- _Written task_
Report the number of lines that include "screenshot", with no additional text.

Data records:
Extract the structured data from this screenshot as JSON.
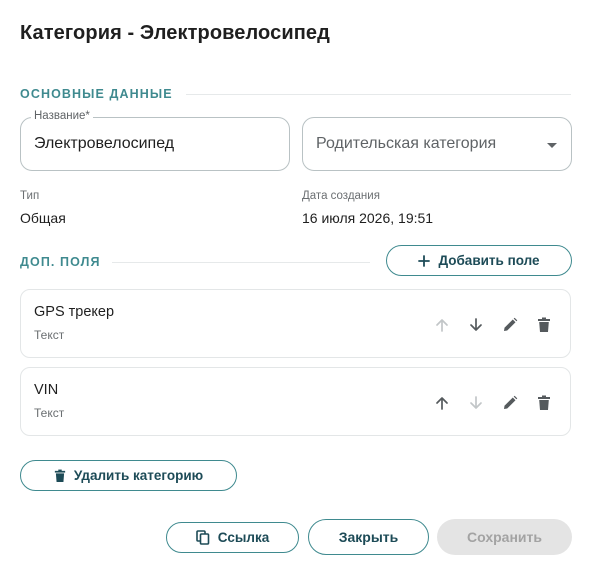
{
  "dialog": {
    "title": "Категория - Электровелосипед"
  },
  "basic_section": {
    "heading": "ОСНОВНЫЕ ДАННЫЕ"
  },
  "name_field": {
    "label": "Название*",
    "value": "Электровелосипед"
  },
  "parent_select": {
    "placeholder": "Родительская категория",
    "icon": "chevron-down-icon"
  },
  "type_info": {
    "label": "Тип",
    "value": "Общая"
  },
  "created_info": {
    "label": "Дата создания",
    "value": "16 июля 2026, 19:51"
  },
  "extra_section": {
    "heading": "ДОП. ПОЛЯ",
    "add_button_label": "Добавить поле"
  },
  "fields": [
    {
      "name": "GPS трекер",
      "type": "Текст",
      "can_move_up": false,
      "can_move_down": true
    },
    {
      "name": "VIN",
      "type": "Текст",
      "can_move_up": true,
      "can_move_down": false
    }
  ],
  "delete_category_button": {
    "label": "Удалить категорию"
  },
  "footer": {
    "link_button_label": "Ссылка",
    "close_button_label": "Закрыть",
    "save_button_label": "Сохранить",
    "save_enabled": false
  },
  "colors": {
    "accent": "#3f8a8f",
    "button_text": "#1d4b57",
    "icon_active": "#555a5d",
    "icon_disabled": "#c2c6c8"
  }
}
--
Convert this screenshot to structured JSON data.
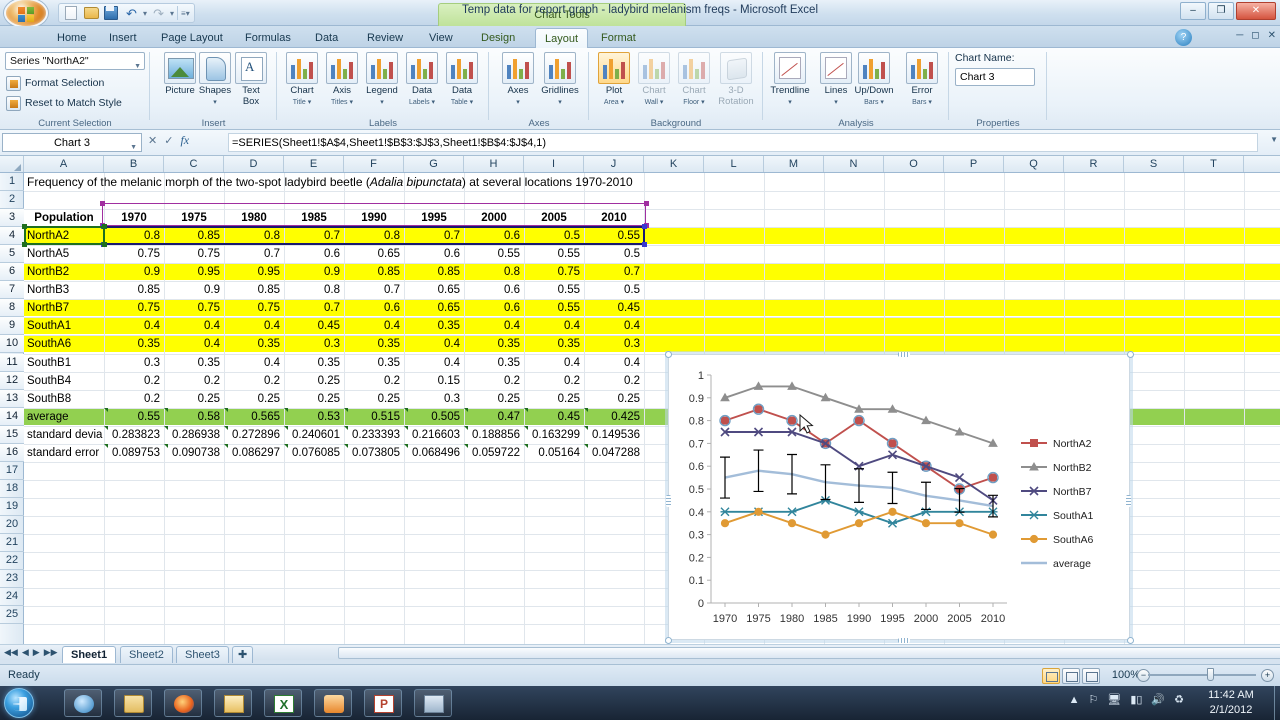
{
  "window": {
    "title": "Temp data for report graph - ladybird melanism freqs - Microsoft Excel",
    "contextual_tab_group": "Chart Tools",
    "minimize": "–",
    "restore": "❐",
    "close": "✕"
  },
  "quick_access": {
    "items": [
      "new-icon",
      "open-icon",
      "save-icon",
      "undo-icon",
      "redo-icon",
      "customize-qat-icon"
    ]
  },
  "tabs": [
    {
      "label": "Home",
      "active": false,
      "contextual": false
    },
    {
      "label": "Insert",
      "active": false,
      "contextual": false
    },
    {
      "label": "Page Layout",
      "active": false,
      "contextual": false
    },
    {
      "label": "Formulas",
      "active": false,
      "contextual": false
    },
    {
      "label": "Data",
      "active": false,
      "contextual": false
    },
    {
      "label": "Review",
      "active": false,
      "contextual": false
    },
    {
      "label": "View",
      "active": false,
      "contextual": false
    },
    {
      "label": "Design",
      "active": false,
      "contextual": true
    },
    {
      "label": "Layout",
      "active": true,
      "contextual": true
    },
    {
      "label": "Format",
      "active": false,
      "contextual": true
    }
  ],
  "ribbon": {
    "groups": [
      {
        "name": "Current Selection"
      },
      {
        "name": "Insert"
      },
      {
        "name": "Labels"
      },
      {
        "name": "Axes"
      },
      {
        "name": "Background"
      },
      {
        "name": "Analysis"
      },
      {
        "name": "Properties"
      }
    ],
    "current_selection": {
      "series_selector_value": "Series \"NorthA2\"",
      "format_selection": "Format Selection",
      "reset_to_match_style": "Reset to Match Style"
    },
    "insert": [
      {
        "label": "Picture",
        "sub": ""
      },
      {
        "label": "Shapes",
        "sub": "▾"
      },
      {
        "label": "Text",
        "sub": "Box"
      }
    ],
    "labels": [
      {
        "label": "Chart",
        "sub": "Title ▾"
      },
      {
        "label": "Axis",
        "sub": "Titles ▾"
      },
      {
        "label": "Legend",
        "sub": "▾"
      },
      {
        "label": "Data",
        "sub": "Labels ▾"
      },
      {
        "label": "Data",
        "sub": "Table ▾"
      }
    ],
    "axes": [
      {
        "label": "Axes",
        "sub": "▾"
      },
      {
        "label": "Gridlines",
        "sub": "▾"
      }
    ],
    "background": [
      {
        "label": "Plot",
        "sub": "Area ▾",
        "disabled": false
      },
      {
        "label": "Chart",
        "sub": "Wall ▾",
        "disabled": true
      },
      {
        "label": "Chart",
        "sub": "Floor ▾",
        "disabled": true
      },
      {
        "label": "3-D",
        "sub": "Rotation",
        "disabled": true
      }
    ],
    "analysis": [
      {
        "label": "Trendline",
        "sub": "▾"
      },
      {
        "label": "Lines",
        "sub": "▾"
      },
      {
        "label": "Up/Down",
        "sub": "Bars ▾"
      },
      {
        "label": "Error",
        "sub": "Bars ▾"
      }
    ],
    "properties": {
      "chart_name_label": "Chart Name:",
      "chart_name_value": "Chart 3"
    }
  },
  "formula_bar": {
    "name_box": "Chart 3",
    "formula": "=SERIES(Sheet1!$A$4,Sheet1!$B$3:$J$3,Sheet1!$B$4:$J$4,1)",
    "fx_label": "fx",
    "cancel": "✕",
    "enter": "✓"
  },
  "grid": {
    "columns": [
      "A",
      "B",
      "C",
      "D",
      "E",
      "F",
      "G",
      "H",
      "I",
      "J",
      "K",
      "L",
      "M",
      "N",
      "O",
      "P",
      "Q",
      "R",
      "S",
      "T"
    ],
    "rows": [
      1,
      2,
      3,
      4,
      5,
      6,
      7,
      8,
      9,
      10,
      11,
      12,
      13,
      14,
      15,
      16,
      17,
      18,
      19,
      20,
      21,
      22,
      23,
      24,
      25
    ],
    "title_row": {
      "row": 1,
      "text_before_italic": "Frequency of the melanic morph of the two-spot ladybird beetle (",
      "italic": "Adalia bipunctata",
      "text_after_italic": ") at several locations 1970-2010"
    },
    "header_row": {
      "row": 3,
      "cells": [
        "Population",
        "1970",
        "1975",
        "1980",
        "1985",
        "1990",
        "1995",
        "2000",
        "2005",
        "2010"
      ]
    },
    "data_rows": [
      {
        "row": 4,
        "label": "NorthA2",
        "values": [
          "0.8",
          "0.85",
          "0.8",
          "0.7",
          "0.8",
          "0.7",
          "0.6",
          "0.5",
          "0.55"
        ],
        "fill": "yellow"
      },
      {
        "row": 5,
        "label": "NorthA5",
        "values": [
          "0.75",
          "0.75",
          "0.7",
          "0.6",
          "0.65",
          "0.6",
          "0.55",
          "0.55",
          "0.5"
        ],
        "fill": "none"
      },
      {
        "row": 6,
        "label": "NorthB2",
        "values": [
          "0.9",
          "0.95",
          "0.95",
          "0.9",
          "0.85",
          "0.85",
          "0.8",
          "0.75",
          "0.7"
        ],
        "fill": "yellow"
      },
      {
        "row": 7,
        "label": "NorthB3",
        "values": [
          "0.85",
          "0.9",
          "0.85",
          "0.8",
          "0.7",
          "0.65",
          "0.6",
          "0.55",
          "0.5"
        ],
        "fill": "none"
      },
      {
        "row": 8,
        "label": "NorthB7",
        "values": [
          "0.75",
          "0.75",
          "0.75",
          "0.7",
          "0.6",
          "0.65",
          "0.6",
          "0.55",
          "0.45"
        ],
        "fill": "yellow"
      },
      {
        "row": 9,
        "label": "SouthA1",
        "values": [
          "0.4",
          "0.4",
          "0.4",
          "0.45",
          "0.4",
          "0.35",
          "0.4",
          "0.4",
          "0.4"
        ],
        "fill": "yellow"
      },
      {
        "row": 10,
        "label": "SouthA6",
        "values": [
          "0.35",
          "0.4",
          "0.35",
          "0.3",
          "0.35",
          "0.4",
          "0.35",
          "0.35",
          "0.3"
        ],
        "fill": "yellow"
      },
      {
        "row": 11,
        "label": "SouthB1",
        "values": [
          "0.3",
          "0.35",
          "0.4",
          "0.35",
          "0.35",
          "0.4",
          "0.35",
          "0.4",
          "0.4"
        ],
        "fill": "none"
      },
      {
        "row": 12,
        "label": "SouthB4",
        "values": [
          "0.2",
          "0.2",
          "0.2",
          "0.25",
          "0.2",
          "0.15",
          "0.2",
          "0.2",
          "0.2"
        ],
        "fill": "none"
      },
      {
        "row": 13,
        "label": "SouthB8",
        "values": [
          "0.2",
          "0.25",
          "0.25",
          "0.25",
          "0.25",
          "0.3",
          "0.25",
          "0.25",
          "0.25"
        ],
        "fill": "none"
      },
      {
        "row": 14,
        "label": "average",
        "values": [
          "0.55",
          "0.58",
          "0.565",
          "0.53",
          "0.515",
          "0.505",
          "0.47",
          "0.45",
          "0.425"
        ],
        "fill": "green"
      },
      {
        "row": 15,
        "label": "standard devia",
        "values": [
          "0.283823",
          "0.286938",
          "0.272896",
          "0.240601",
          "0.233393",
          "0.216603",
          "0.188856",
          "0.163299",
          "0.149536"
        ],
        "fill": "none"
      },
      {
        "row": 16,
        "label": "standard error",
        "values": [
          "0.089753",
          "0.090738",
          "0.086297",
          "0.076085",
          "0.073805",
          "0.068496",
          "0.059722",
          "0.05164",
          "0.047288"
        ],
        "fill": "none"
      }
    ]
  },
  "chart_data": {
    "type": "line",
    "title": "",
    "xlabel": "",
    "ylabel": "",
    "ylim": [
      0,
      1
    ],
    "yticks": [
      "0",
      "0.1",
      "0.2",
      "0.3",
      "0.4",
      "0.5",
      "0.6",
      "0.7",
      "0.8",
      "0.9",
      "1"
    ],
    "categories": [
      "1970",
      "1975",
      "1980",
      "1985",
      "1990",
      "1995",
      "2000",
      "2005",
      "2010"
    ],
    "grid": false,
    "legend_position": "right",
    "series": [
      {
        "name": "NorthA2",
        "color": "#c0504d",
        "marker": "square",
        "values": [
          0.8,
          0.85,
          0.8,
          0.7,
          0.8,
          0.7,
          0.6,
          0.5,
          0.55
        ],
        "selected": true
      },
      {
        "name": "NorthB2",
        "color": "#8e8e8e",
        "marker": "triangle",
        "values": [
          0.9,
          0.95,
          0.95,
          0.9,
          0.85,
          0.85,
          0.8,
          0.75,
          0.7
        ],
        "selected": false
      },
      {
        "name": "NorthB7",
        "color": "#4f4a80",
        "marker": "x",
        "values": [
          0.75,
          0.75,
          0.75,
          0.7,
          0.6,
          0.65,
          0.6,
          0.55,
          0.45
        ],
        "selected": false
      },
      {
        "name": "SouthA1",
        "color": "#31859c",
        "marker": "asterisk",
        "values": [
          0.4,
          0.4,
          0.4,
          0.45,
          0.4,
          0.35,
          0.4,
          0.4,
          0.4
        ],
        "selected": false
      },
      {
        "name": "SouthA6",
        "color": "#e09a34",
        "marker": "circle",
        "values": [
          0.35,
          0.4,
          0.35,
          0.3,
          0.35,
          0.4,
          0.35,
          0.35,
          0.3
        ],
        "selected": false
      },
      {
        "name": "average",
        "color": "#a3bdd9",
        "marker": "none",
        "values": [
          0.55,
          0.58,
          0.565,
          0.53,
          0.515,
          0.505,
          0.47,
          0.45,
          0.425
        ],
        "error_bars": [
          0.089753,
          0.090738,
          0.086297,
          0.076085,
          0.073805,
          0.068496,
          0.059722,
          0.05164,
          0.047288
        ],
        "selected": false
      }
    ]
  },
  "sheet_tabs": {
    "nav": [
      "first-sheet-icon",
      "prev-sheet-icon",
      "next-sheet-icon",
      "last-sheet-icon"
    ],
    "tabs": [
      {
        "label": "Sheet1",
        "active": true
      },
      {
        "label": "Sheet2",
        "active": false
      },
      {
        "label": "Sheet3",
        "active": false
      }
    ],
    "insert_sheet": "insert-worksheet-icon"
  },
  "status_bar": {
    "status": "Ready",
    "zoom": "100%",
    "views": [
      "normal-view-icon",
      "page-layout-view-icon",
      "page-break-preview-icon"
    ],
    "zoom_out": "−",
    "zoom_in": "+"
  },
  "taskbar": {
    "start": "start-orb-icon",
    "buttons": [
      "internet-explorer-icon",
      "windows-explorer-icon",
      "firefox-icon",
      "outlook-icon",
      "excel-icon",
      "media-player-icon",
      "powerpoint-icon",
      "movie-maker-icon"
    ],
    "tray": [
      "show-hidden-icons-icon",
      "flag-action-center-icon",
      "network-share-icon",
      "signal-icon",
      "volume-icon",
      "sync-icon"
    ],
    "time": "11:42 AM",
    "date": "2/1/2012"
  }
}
==
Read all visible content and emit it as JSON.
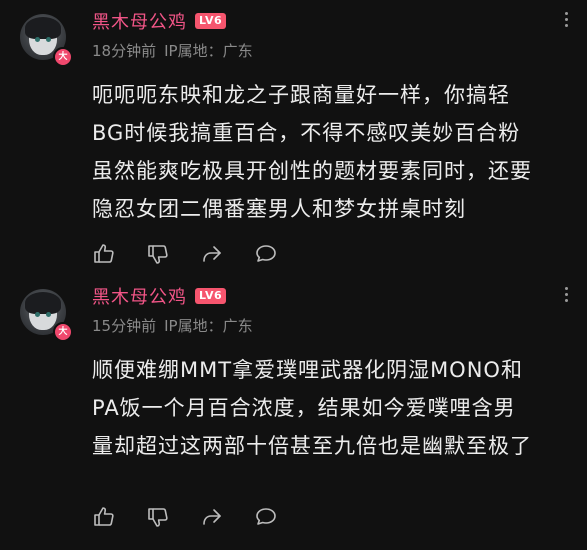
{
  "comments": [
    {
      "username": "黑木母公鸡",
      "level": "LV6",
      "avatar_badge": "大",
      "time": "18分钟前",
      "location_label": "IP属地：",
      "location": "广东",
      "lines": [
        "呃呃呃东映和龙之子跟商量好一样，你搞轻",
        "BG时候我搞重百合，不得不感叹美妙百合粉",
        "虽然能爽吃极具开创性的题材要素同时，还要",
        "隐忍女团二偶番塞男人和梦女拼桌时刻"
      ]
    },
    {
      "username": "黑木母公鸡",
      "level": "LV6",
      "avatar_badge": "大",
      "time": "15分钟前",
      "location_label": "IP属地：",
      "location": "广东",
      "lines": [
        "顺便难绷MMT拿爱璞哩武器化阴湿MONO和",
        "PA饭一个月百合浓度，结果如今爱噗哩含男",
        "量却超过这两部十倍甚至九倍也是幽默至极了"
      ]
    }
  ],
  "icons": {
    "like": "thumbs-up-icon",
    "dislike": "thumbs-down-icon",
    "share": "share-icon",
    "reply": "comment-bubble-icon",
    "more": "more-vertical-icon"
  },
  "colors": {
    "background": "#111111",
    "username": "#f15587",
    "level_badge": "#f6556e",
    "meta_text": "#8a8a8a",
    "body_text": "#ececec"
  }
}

- _Solution for this exercise_
2